Leave out the pictures, then reproduce the rest of the material exactly.

* Begin *

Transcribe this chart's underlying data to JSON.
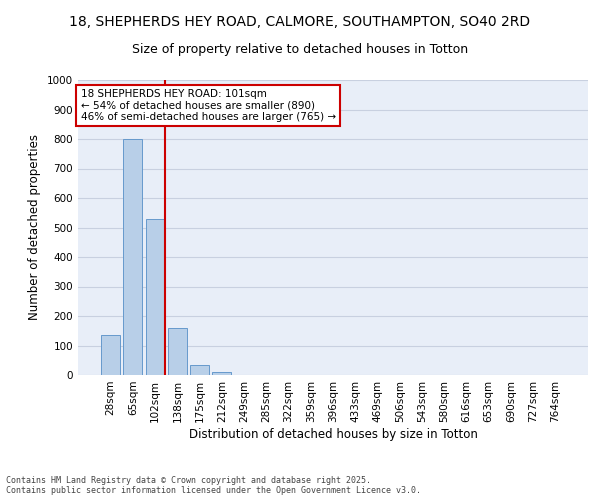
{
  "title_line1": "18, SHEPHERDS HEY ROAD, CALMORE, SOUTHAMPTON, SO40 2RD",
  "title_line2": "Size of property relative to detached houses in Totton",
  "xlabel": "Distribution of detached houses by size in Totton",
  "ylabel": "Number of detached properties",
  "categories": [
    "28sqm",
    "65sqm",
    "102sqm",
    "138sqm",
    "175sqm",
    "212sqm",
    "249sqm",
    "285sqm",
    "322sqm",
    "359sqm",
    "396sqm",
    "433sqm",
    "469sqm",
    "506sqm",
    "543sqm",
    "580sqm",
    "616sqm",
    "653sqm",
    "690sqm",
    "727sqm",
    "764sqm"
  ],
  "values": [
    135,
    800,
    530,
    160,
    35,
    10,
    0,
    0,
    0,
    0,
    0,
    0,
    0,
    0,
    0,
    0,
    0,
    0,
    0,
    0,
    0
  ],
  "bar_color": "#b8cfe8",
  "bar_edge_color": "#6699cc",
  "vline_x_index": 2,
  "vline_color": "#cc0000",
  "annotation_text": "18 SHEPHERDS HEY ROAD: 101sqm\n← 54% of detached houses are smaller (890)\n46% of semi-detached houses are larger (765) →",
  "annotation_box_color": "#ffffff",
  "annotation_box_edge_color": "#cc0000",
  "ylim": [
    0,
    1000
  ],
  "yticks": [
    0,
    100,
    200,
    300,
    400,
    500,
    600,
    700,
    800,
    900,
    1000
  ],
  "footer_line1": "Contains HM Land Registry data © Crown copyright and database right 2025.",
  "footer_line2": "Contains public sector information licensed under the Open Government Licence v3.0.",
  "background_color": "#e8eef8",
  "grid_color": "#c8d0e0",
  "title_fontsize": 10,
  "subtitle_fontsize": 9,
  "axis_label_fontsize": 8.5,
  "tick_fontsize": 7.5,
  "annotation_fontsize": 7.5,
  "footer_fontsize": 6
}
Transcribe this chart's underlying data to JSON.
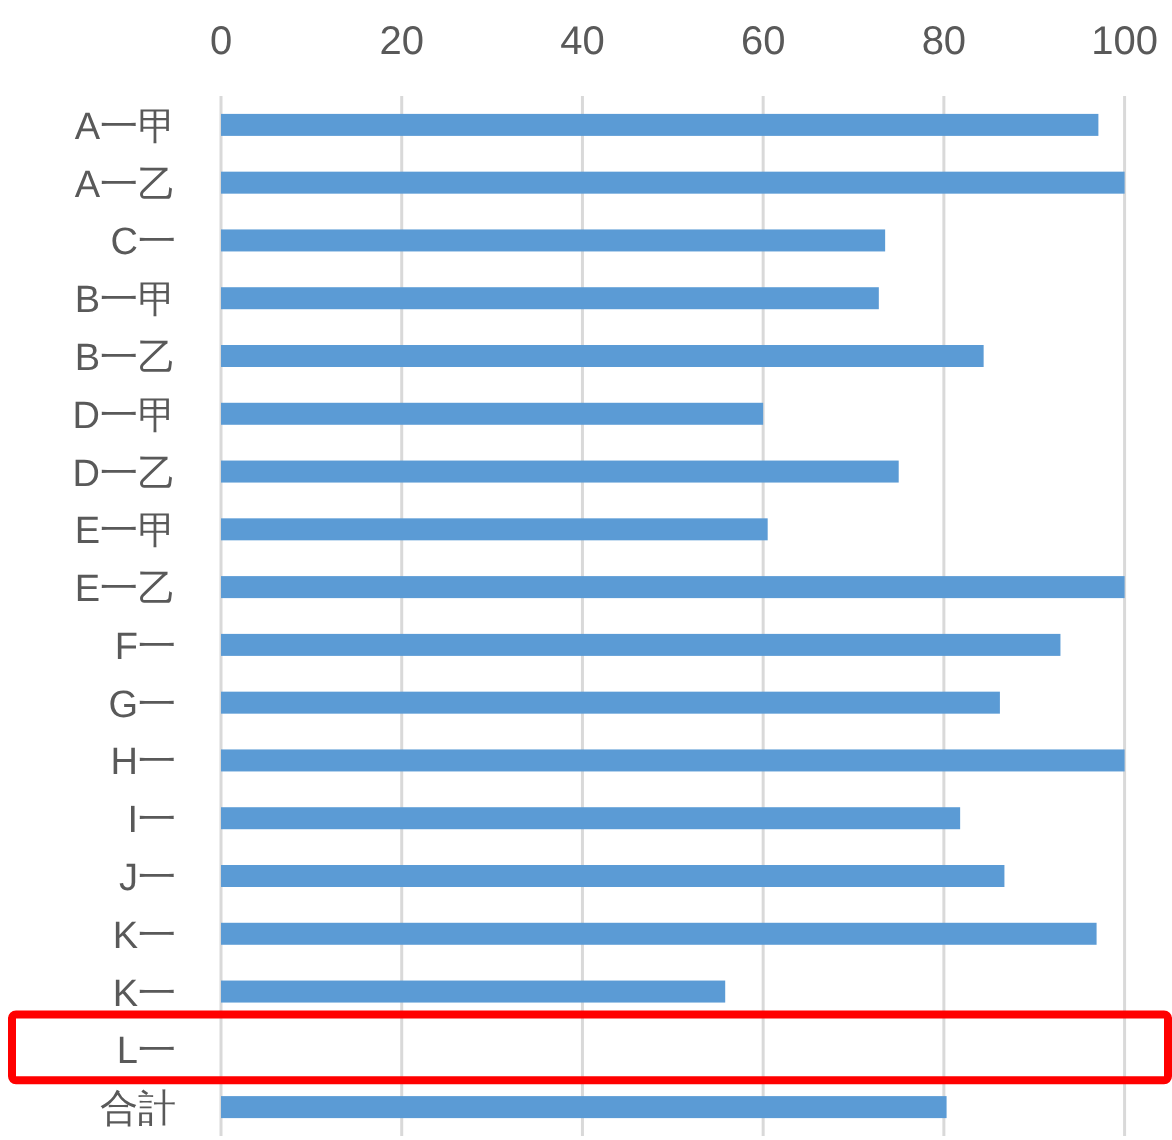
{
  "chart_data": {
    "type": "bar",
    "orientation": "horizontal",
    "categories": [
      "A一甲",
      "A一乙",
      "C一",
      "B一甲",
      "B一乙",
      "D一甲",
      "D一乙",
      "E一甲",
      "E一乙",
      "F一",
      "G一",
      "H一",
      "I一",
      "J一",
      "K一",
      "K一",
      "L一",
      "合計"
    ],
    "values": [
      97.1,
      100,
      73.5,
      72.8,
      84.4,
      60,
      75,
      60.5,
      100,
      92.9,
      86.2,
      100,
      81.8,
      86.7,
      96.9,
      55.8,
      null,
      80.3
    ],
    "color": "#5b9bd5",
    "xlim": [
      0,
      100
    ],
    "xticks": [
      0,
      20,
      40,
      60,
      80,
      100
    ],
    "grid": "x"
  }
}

* End *

→ TASK ANSWER:
Transcribe this chart's underlying data to JSON.
{
  "title_line1": "18, SHEPHERDS HEY ROAD, CALMORE, SOUTHAMPTON, SO40 2RD",
  "title_line2": "Size of property relative to detached houses in Totton",
  "xlabel": "Distribution of detached houses by size in Totton",
  "ylabel": "Number of detached properties",
  "categories": [
    "28sqm",
    "65sqm",
    "102sqm",
    "138sqm",
    "175sqm",
    "212sqm",
    "249sqm",
    "285sqm",
    "322sqm",
    "359sqm",
    "396sqm",
    "433sqm",
    "469sqm",
    "506sqm",
    "543sqm",
    "580sqm",
    "616sqm",
    "653sqm",
    "690sqm",
    "727sqm",
    "764sqm"
  ],
  "values": [
    135,
    800,
    530,
    160,
    35,
    10,
    0,
    0,
    0,
    0,
    0,
    0,
    0,
    0,
    0,
    0,
    0,
    0,
    0,
    0,
    0
  ],
  "bar_color": "#b8cfe8",
  "bar_edge_color": "#6699cc",
  "vline_x_index": 2,
  "vline_color": "#cc0000",
  "annotation_text": "18 SHEPHERDS HEY ROAD: 101sqm\n← 54% of detached houses are smaller (890)\n46% of semi-detached houses are larger (765) →",
  "annotation_box_color": "#ffffff",
  "annotation_box_edge_color": "#cc0000",
  "ylim": [
    0,
    1000
  ],
  "yticks": [
    0,
    100,
    200,
    300,
    400,
    500,
    600,
    700,
    800,
    900,
    1000
  ],
  "footer_line1": "Contains HM Land Registry data © Crown copyright and database right 2025.",
  "footer_line2": "Contains public sector information licensed under the Open Government Licence v3.0.",
  "background_color": "#e8eef8",
  "grid_color": "#c8d0e0",
  "title_fontsize": 10,
  "subtitle_fontsize": 9,
  "axis_label_fontsize": 8.5,
  "tick_fontsize": 7.5,
  "annotation_fontsize": 7.5,
  "footer_fontsize": 6
}
Transcribe this chart's underlying data to JSON.
{
  "chart_data": {
    "type": "bar",
    "orientation": "horizontal",
    "categories": [
      "A一甲",
      "A一乙",
      "C一",
      "B一甲",
      "B一乙",
      "D一甲",
      "D一乙",
      "E一甲",
      "E一乙",
      "F一",
      "G一",
      "H一",
      "I一",
      "J一",
      "K一",
      "K一",
      "L一",
      "合計"
    ],
    "values": [
      97.1,
      100,
      73.5,
      72.8,
      84.4,
      60,
      75,
      60.5,
      100,
      92.9,
      86.2,
      100,
      81.8,
      86.7,
      96.9,
      55.8,
      null,
      80.3
    ],
    "color": "#5b9bd5",
    "xlim": [
      0,
      100
    ],
    "xticks": [
      0,
      20,
      40,
      60,
      80,
      100
    ],
    "grid": "x"
  }
}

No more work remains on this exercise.